Para mostrar os impactos da covid-19 no trabalho e na qualidade de vida desses profissionais, foi aplicado um survey online, entre 15 de setembro e 15 de outubro de 2020, com 53 perguntas de múltipla escolha e abertas. Elas foram respondidas por 612 profissionais, entre assistentes sociais, psicólogos, orientadores e educadores sociais, além dos que atuam na gestão desses serviços, de todos os estados brasileiros. Nesta terceira rodada da survey, foram incluídas novas perguntas, sobre expectativas futuras, gênero e raça para compreender melhor os impactos da covid-19 na vida de mulheres, populações LBGTI+ e outros grupos minoritários.

### PERGUNTAS PARA RESPONDER
• 1. Por favor, diga se cada afirmação concorda com o trecho sobre a pesquisa, respondendo sim ou não e citando literalmente as palavras que decidem: (a) o survey foi aplicado entre 15 de setembro e 15 de outubro de 2020; (b) as perguntas foram respondidas por 53 profissionais; (c) esta foi a primeira rodada do survey.
• 2. Estenda o trecho sobre a pesquisa, começando logo após a última frase apresentada.
O material que vem depois do trecho sobre a pesquisa é independente dele.

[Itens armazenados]
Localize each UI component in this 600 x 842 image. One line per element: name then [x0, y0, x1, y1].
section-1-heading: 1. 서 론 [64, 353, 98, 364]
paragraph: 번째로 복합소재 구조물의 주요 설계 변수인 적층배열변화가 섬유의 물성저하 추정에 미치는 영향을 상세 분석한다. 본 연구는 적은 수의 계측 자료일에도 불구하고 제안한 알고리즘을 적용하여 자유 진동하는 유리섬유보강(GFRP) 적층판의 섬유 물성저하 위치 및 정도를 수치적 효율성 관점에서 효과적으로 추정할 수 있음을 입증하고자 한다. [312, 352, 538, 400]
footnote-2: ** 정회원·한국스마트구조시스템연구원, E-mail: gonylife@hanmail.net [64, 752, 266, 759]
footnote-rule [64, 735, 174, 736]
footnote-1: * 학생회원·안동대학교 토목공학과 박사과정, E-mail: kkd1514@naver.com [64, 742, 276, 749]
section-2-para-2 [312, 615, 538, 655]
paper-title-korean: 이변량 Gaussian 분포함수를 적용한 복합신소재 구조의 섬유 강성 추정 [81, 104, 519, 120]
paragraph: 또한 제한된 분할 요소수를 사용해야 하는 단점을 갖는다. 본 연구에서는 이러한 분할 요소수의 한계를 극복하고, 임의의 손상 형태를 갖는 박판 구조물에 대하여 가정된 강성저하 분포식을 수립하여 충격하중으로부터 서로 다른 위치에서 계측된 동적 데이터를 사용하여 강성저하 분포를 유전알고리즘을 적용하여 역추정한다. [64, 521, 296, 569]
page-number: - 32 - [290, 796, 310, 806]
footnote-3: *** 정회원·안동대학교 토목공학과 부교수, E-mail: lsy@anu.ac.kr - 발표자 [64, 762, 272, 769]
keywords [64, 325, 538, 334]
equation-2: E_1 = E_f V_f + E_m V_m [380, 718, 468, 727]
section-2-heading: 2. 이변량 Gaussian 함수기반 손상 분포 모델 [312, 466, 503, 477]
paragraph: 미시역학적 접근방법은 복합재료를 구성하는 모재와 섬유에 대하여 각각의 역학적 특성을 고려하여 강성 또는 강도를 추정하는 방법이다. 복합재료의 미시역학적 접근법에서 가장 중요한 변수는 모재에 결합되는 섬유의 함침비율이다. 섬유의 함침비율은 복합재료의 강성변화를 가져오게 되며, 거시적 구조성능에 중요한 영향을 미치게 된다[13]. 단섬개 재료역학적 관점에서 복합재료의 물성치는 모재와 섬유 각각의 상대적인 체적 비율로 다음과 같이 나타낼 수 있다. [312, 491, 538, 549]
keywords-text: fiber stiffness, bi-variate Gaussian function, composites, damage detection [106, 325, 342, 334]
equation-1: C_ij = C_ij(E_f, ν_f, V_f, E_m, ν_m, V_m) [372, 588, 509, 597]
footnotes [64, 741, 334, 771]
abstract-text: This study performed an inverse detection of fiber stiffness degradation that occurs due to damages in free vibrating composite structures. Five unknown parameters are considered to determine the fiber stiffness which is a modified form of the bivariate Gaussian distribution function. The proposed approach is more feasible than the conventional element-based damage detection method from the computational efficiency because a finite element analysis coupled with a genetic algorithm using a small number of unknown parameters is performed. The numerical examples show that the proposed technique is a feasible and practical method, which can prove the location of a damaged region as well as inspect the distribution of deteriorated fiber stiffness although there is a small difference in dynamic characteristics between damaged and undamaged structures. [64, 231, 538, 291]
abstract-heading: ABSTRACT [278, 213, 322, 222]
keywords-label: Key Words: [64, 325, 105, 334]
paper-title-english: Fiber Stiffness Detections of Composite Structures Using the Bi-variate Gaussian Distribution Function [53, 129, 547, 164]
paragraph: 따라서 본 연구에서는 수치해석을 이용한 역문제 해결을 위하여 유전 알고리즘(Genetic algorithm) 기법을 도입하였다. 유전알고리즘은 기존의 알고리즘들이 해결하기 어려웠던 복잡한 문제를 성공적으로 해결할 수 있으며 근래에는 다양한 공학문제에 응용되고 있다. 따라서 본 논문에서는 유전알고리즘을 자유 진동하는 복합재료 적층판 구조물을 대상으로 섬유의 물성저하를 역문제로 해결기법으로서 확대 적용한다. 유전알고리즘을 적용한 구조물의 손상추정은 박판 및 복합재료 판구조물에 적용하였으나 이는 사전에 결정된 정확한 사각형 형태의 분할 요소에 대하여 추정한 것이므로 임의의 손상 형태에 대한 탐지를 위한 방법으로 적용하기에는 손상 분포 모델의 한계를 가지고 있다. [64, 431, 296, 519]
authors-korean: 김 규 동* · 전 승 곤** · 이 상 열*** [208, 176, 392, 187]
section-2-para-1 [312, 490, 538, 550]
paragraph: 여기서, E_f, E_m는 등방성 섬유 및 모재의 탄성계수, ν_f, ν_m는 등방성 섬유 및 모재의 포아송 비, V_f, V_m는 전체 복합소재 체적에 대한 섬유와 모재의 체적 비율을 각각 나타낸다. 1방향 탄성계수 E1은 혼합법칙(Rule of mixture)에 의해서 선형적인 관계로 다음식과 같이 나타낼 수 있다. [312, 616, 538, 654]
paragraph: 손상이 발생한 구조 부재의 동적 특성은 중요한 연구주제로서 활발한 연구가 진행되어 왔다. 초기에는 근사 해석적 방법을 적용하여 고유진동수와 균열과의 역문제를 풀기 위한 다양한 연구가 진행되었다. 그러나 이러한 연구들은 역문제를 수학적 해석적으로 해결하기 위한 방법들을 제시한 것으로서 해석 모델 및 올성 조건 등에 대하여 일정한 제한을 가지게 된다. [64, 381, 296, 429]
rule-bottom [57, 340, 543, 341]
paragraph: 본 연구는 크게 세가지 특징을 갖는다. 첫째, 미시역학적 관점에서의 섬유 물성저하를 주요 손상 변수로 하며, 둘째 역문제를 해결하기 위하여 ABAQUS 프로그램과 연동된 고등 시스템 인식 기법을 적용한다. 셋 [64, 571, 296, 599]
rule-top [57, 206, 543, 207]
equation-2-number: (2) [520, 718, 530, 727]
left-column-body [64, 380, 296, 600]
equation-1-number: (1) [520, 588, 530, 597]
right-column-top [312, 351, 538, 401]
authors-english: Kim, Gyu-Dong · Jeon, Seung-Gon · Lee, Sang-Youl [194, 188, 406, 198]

### RESPOSTAS
• 1.
(a) Sim: "entre 15 de setembro e 15 de outubro de 2020".
(b) Não: "Elas foram respondidas por 612 profissionais".
(c) Não: "Nesta terceira rodada da survey".

• 2.
A comparação das três rodadas da pesquisa (abril, julho e outubro) revela que a situação é muito estável e precária. Os únicos indicadores com alguma melhora são acesso a EPI (aumentou de 38,5% para 60,6%) e treinamento (aumentou de 13% para 22,8%). Mas os indicadores de medo, sensação de preparo, acesso a testes e saúde mental permanecem ruins. “O cenário mostra um avanço muito pequeno nesses oito meses de pandemia, o que é uma situação muito triste para esses profissionais. Aqueles que cuidam da população mais vulnerável não estão sendo devidamente cuidados e protegidos pelo Estado”, afirma Giordano Magri, um dos coordenadores da pesquisa.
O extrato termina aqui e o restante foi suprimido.